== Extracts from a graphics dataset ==
((

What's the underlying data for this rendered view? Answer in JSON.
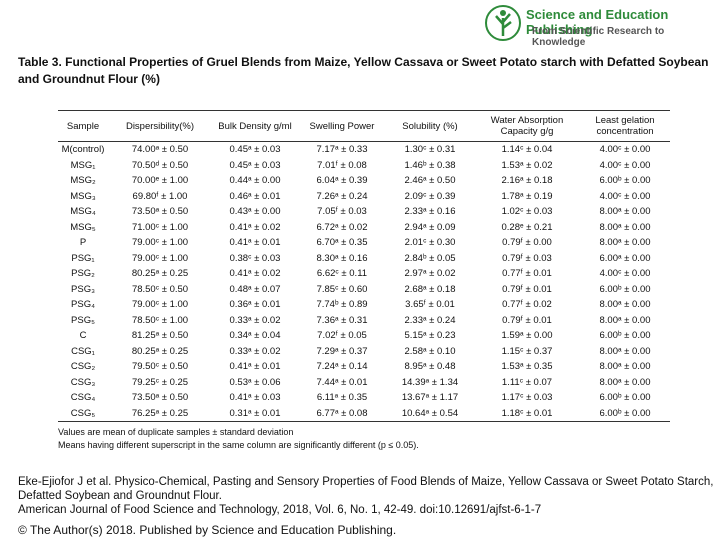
{
  "header": {
    "title": "Science and Education Publishing",
    "subtitle": "From Scientific Research to Knowledge"
  },
  "table": {
    "title": "Table 3. Functional Properties of Gruel Blends from Maize, Yellow Cassava or Sweet Potato starch with Defatted Soybean and Groundnut Flour (%)",
    "columns": [
      "Sample",
      "Dispersibility(%)",
      "Bulk Density g/ml",
      "Swelling Power",
      "Solubility (%)",
      "Water Absorption Capacity g/g",
      "Least gelation concentration"
    ],
    "rows": [
      [
        "M(control)",
        "74.00ᵃ ± 0.50",
        "0.45ᵃ ± 0.03",
        "7.17ᵃ ± 0.33",
        "1.30ᶜ ± 0.31",
        "1.14ᶜ ± 0.04",
        "4.00ᶜ ± 0.00"
      ],
      [
        "MSG₁",
        "70.50ᵈ ± 0.50",
        "0.45ᵃ ± 0.03",
        "7.01ᶠ ± 0.08",
        "1.46ᵇ ± 0.38",
        "1.53ᵃ ± 0.02",
        "4.00ᶜ ± 0.00"
      ],
      [
        "MSG₂",
        "70.00ᵉ ± 1.00",
        "0.44ᵃ ± 0.00",
        "6.04ᵃ ± 0.39",
        "2.46ᵃ ± 0.50",
        "2.16ᵃ ± 0.18",
        "6.00ᵇ ± 0.00"
      ],
      [
        "MSG₃",
        "69.80ᶠ ± 1.00",
        "0.46ᵃ ± 0.01",
        "7.26ᵃ ± 0.24",
        "2.09ᶜ ± 0.39",
        "1.78ᵃ ± 0.19",
        "4.00ᶜ ± 0.00"
      ],
      [
        "MSG₄",
        "73.50ᵃ ± 0.50",
        "0.43ᵃ ± 0.00",
        "7.05ᶠ ± 0.03",
        "2.33ᵃ ± 0.16",
        "1.02ᶜ ± 0.03",
        "8.00ᵃ ± 0.00"
      ],
      [
        "MSG₅",
        "71.00ᶜ ± 1.00",
        "0.41ᵃ ± 0.02",
        "6.72ᵃ ± 0.02",
        "2.94ᵃ ± 0.09",
        "0.28ᵉ ± 0.21",
        "8.00ᵃ ± 0.00"
      ],
      [
        "P",
        "79.00ᶜ ± 1.00",
        "0.41ᵃ ± 0.01",
        "6.70ᵃ ± 0.35",
        "2.01ᶜ ± 0.30",
        "0.79ᶠ ± 0.00",
        "8.00ᵃ ± 0.00"
      ],
      [
        "PSG₁",
        "79.00ᶜ ± 1.00",
        "0.38ᶜ ± 0.03",
        "8.30ᵃ ± 0.16",
        "2.84ᵇ ± 0.05",
        "0.79ᶠ ± 0.03",
        "6.00ᵃ ± 0.00"
      ],
      [
        "PSG₂",
        "80.25ᵃ ± 0.25",
        "0.41ᵃ ± 0.02",
        "6.62ᶜ ± 0.11",
        "2.97ᵃ ± 0.02",
        "0.77ᶠ ± 0.01",
        "4.00ᶜ ± 0.00"
      ],
      [
        "PSG₃",
        "78.50ᶜ ± 0.50",
        "0.48ᵃ ± 0.07",
        "7.85ᶜ ± 0.60",
        "2.68ᵃ ± 0.18",
        "0.79ᶠ ± 0.01",
        "6.00ᵇ ± 0.00"
      ],
      [
        "PSG₄",
        "79.00ᶜ ± 1.00",
        "0.36ᵃ ± 0.01",
        "7.74ᵇ ± 0.89",
        "3.65ᶠ ± 0.01",
        "0.77ᶠ ± 0.02",
        "8.00ᵃ ± 0.00"
      ],
      [
        "PSG₅",
        "78.50ᶜ ± 1.00",
        "0.33ᵃ ± 0.02",
        "7.36ᵃ ± 0.31",
        "2.33ᵃ ± 0.24",
        "0.79ᶠ ± 0.01",
        "8.00ᵃ ± 0.00"
      ],
      [
        "C",
        "81.25ᵃ ± 0.50",
        "0.34ᵃ ± 0.04",
        "7.02ᶠ ± 0.05",
        "5.15ᵃ ± 0.23",
        "1.59ᵃ ± 0.00",
        "6.00ᵇ ± 0.00"
      ],
      [
        "CSG₁",
        "80.25ᵃ ± 0.25",
        "0.33ᵃ ± 0.02",
        "7.29ᵃ ± 0.37",
        "2.58ᵃ ± 0.10",
        "1.15ᶜ ± 0.37",
        "8.00ᵃ ± 0.00"
      ],
      [
        "CSG₂",
        "79.50ᶜ ± 0.50",
        "0.41ᵃ ± 0.01",
        "7.24ᵃ ± 0.14",
        "8.95ᵃ ± 0.48",
        "1.53ᵃ ± 0.35",
        "8.00ᵃ ± 0.00"
      ],
      [
        "CSG₃",
        "79.25ᶜ ± 0.25",
        "0.53ᵃ ± 0.06",
        "7.44ᵃ ± 0.01",
        "14.39ᵃ ± 1.34",
        "1.11ᶜ ± 0.07",
        "8.00ᵃ ± 0.00"
      ],
      [
        "CSG₄",
        "73.50ᵃ ± 0.50",
        "0.41ᵃ ± 0.03",
        "6.11ᵃ ± 0.35",
        "13.67ᵃ ± 1.17",
        "1.17ᶜ ± 0.03",
        "6.00ᵇ ± 0.00"
      ],
      [
        "CSG₅",
        "76.25ᵃ ± 0.25",
        "0.31ᵃ ± 0.01",
        "6.77ᵃ ± 0.08",
        "10.64ᵃ ± 0.54",
        "1.18ᶜ ± 0.01",
        "6.00ᵇ ± 0.00"
      ]
    ],
    "notes": [
      "Values are mean of duplicate samples ± standard deviation",
      "Means having different superscript in the same column are significantly different (p ≤ 0.05)."
    ]
  },
  "citation": [
    "Eke-Ejiofor J et al. Physico-Chemical, Pasting and Sensory Properties of Food Blends of Maize, Yellow Cassava or Sweet Potato Starch, Defatted Soybean and Groundnut Flour.",
    "American Journal of Food Science and Technology, 2018, Vol. 6, No. 1, 42-49. doi:10.12691/ajfst-6-1-7"
  ],
  "copyright": "© The Author(s) 2018. Published by Science and Education Publishing."
}
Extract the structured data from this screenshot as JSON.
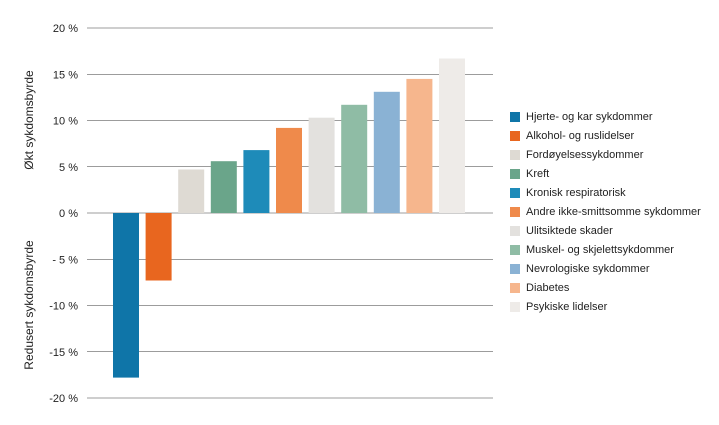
{
  "chart_data": {
    "type": "bar",
    "categories": [
      "Hjerte- og kar sykdommer",
      "Alkohol- og ruslidelser",
      "Fordøyelsessykdommer",
      "Kreft",
      "Kronisk respiratorisk",
      "Andre ikke-smittsomme sykdommer",
      "Ulitsiktede skader",
      "Muskel- og skjelettsykdommer",
      "Nevrologiske sykdommer",
      "Diabetes",
      "Psykiske lidelser"
    ],
    "values": [
      -17.8,
      -7.3,
      4.7,
      5.6,
      6.8,
      9.2,
      10.3,
      11.7,
      13.1,
      14.5,
      16.7
    ],
    "colors": [
      "#0f75a8",
      "#e8661f",
      "#dedad3",
      "#6aa58a",
      "#1e8bb9",
      "#ef8a4b",
      "#e3e1de",
      "#8fbca5",
      "#8ab2d4",
      "#f6b68d",
      "#eeebe8"
    ],
    "ylim": [
      -20,
      20
    ],
    "yticks": [
      {
        "value": 20,
        "label": "20 %"
      },
      {
        "value": 15,
        "label": "15 %"
      },
      {
        "value": 10,
        "label": "10 %"
      },
      {
        "value": 5,
        "label": "5 %"
      },
      {
        "value": 0,
        "label": "0 %"
      },
      {
        "value": -5,
        "label": "- 5 %"
      },
      {
        "value": -10,
        "label": "-10 %"
      },
      {
        "value": -15,
        "label": "-15 %"
      },
      {
        "value": -20,
        "label": "-20 %"
      }
    ],
    "ylabel_positive": "Økt sykdomsbyrde",
    "ylabel_negative": "Redusert sykdomsbyrde",
    "grid": true,
    "legend_position": "right"
  }
}
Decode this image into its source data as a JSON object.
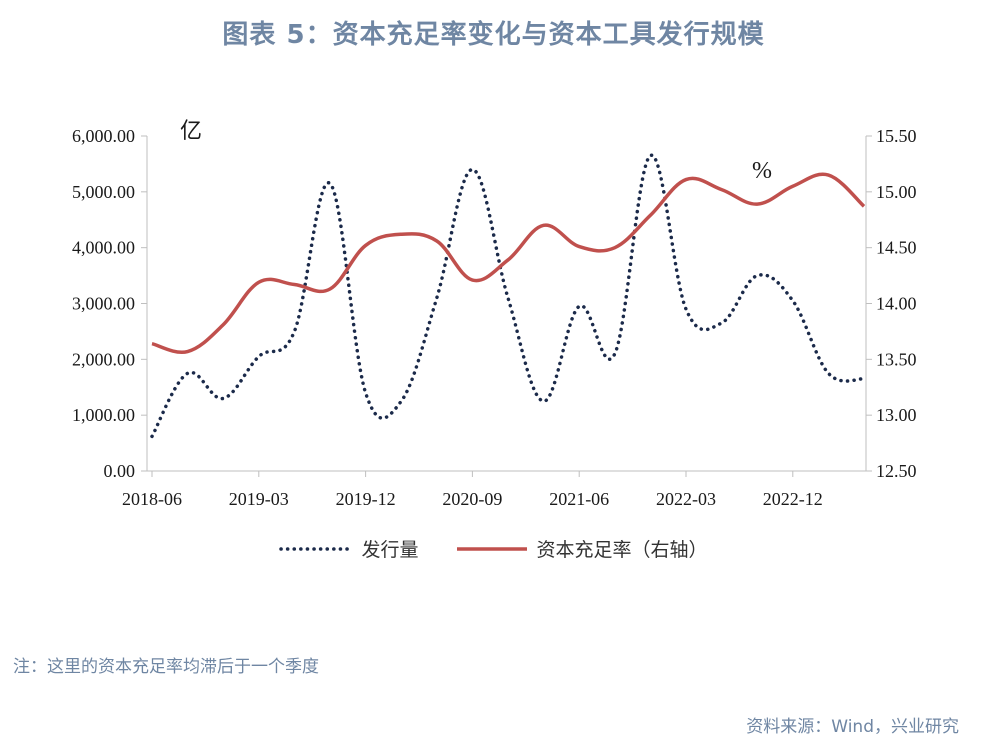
{
  "title": "图表 5：资本充足率变化与资本工具发行规模",
  "note": "注：这里的资本充足率均滞后于一个季度",
  "source": "资料来源：Wind，兴业研究",
  "chart_data": {
    "type": "line",
    "left_axis": {
      "unit_label": "亿",
      "ylim": [
        0,
        6000
      ],
      "ticks": [
        "0.00",
        "1,000.00",
        "2,000.00",
        "3,000.00",
        "4,000.00",
        "5,000.00",
        "6,000.00"
      ]
    },
    "right_axis": {
      "unit_label": "%",
      "ylim": [
        12.5,
        15.5
      ],
      "ticks": [
        "12.50",
        "13.00",
        "13.50",
        "14.00",
        "14.50",
        "15.00",
        "15.50"
      ]
    },
    "x_tick_labels": [
      "2018-06",
      "2019-03",
      "2019-12",
      "2020-09",
      "2021-06",
      "2022-03",
      "2022-12"
    ],
    "x": [
      "2018-06",
      "2018-09",
      "2018-12",
      "2019-03",
      "2019-06",
      "2019-09",
      "2019-12",
      "2020-03",
      "2020-06",
      "2020-09",
      "2020-12",
      "2021-03",
      "2021-06",
      "2021-09",
      "2021-12",
      "2022-03",
      "2022-06",
      "2022-09",
      "2022-12",
      "2023-03",
      "2023-06"
    ],
    "series": [
      {
        "name": "发行量",
        "axis": "left",
        "style": "dotted",
        "color": "#1b2a4a",
        "values": [
          620,
          1750,
          1300,
          2050,
          2500,
          5150,
          1400,
          1250,
          3100,
          5400,
          3100,
          1250,
          2950,
          2100,
          5650,
          2900,
          2650,
          3500,
          3050,
          1750,
          1650
        ]
      },
      {
        "name": "资本充足率（右轴）",
        "axis": "right",
        "style": "solid",
        "color": "#c0504d",
        "values": [
          13.64,
          13.57,
          13.81,
          14.19,
          14.17,
          14.13,
          14.52,
          14.62,
          14.56,
          14.21,
          14.39,
          14.7,
          14.51,
          14.5,
          14.79,
          15.11,
          15.02,
          14.89,
          15.05,
          15.15,
          14.87
        ]
      }
    ]
  }
}
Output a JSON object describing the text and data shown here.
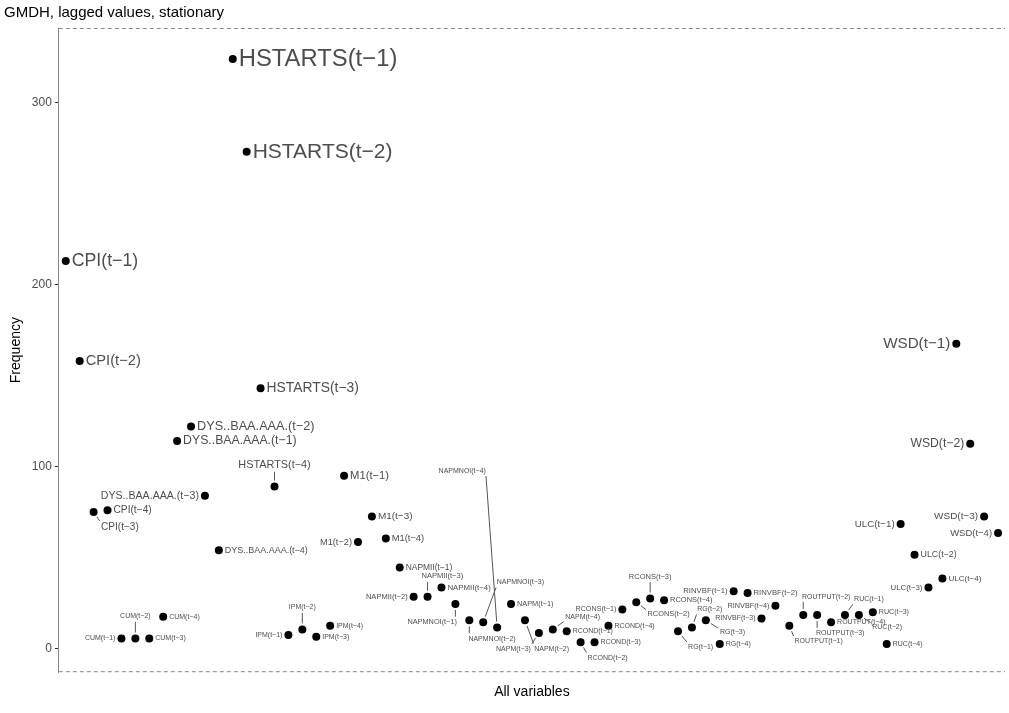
{
  "chart_data": {
    "type": "scatter",
    "title": "GMDH, lagged values, stationary",
    "xlabel": "All variables",
    "ylabel": "Frequency",
    "categories": [
      null,
      null,
      null,
      null,
      null,
      null,
      null,
      null,
      null,
      null,
      null,
      null,
      null,
      null,
      null,
      null,
      null,
      null,
      null,
      null,
      null,
      null,
      null,
      null,
      null,
      null,
      null,
      null,
      null,
      null,
      null,
      null,
      null,
      null,
      null,
      null,
      null,
      null,
      null,
      null,
      null,
      null,
      null,
      null,
      null,
      null,
      null,
      null,
      null,
      null,
      null,
      null,
      null,
      null,
      null,
      null,
      null,
      null,
      null,
      null,
      null,
      null,
      null,
      null,
      null,
      null,
      null,
      null
    ],
    "values": [
      213,
      158,
      75,
      76,
      5.5,
      5.5,
      5.5,
      17.5,
      114,
      122,
      84,
      54,
      324,
      273,
      143,
      89,
      7.5,
      10.5,
      6.5,
      12.5,
      95,
      58.5,
      72.5,
      60.5,
      44.5,
      28.5,
      28.5,
      33.5,
      24.5,
      15.5,
      14.5,
      11.5,
      24.5,
      15.5,
      8.5,
      10.5,
      9.5,
      3.5,
      3.5,
      12.5,
      21.5,
      25.5,
      27.5,
      26.5,
      9.5,
      11.5,
      15.5,
      2.5,
      31.5,
      30.5,
      16.5,
      23.5,
      12.5,
      18.5,
      18.5,
      14.5,
      18.5,
      18.5,
      20,
      2.5,
      68.5,
      51.5,
      33.5,
      38.5,
      167.5,
      112.5,
      72.5,
      63.5
    ],
    "value_labels": [
      "CPI(t−1)",
      "CPI(t−2)",
      "CPI(t−3)",
      "CPI(t−4)",
      "CUM(t−1)",
      "CUM(t−2)",
      "CUM(t−3)",
      "CUM(t−4)",
      "DYS..BAA.AAA.(t−1)",
      "DYS..BAA.AAA.(t−2)",
      "DYS..BAA.AAA.(t−3)",
      "DYS..BAA.AAA.(t−4)",
      "HSTARTS(t−1)",
      "HSTARTS(t−2)",
      "HSTARTS(t−3)",
      "HSTARTS(t−4)",
      "IPM(t−1)",
      "IPM(t−2)",
      "IPM(t−3)",
      "IPM(t−4)",
      "M1(t−1)",
      "M1(t−2)",
      "M1(t−3)",
      "M1(t−4)",
      "NAPMII(t−1)",
      "NAPMII(t−2)",
      "NAPMII(t−3)",
      "NAPMII(t−4)",
      "NAPMNOI(t−1)",
      "NAPMNOI(t−2)",
      "NAPMNOI(t−3)",
      "NAPMNOI(t−4)",
      "NAPM(t−1)",
      "NAPM(t−2)",
      "NAPM(t−3)",
      "NAPM(t−4)",
      "RCOND(t−1)",
      "RCOND(t−2)",
      "RCOND(t−3)",
      "RCOND(t−4)",
      "RCONS(t−1)",
      "RCONS(t−2)",
      "RCONS(t−3)",
      "RCONS(t−4)",
      "RG(t−1)",
      "RG(t−2)",
      "RG(t−3)",
      "RG(t−4)",
      "RINVBF(t−1)",
      "RINVBF(t−2)",
      "RINVBF(t−3)",
      "RINVBF(t−4)",
      "ROUTPUT(t−1)",
      "ROUTPUT(t−2)",
      "ROUTPUT(t−3)",
      "ROUTPUT(t−4)",
      "RUC(t−1)",
      "RUC(t−2)",
      "RUC(t−3)",
      "RUC(t−4)",
      "ULC(t−1)",
      "ULC(t−2)",
      "ULC(t−3)",
      "ULC(t−4)",
      "WSD(t−1)",
      "WSD(t−2)",
      "WSD(t−3)",
      "WSD(t−4)"
    ],
    "color": "#000000",
    "marker": "circle",
    "ylim": [
      -13,
      341
    ],
    "yticks": [
      0,
      100,
      200,
      300
    ],
    "tick_labels": "y",
    "grid": false,
    "legend": false
  }
}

))

== What needs to be done ==
Looking at the records above, count the lines where the word "ROUTPUT" appears. State only the number.

== Result below ==
4